**EXTRACTED ENTRIES:**
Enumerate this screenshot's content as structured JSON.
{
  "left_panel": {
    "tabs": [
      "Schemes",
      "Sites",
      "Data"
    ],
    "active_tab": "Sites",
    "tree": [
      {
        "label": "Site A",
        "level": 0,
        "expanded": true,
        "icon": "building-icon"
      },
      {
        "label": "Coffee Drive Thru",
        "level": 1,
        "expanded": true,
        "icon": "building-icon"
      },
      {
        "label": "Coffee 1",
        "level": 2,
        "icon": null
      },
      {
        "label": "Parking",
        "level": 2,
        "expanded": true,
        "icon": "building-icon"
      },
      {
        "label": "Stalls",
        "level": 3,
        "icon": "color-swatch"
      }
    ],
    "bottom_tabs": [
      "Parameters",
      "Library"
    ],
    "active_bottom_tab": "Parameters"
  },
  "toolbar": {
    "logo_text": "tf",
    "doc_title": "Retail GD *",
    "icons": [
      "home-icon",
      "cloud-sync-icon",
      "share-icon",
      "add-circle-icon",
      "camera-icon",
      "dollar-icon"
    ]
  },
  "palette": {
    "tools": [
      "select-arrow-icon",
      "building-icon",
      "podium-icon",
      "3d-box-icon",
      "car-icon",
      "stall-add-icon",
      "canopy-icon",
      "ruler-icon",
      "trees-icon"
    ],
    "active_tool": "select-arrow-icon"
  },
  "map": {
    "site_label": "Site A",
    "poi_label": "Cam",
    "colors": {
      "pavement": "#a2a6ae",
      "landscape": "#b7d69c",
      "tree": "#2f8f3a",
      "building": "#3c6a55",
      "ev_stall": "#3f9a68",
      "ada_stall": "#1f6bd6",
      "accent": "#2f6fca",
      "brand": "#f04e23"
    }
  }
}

**TASK STATEMENT:** Copy out each record exactly as given, omitting none.

**ANSWER:**
Enumerate this screenshot's content as structured JSON.
{
  "left_panel": {
    "tabs": [
      "Schemes",
      "Sites",
      "Data"
    ],
    "active_tab": "Sites",
    "tree": [
      {
        "label": "Site A",
        "level": 0,
        "expanded": true,
        "icon": "building-icon"
      },
      {
        "label": "Coffee Drive Thru",
        "level": 1,
        "expanded": true,
        "icon": "building-icon"
      },
      {
        "label": "Coffee 1",
        "level": 2,
        "icon": null
      },
      {
        "label": "Parking",
        "level": 2,
        "expanded": true,
        "icon": "building-icon"
      },
      {
        "label": "Stalls",
        "level": 3,
        "icon": "color-swatch"
      }
    ],
    "bottom_tabs": [
      "Parameters",
      "Library"
    ],
    "active_bottom_tab": "Parameters"
  },
  "toolbar": {
    "logo_text": "tf",
    "doc_title": "Retail GD *",
    "icons": [
      "home-icon",
      "cloud-sync-icon",
      "share-icon",
      "add-circle-icon",
      "camera-icon",
      "dollar-icon"
    ]
  },
  "palette": {
    "tools": [
      "select-arrow-icon",
      "building-icon",
      "podium-icon",
      "3d-box-icon",
      "car-icon",
      "stall-add-icon",
      "canopy-icon",
      "ruler-icon",
      "trees-icon"
    ],
    "active_tool": "select-arrow-icon"
  },
  "map": {
    "site_label": "Site A",
    "poi_label": "Cam",
    "colors": {
      "pavement": "#a2a6ae",
      "landscape": "#b7d69c",
      "tree": "#2f8f3a",
      "building": "#3c6a55",
      "ev_stall": "#3f9a68",
      "ada_stall": "#1f6bd6",
      "accent": "#2f6fca",
      "brand": "#f04e23"
    }
  }
}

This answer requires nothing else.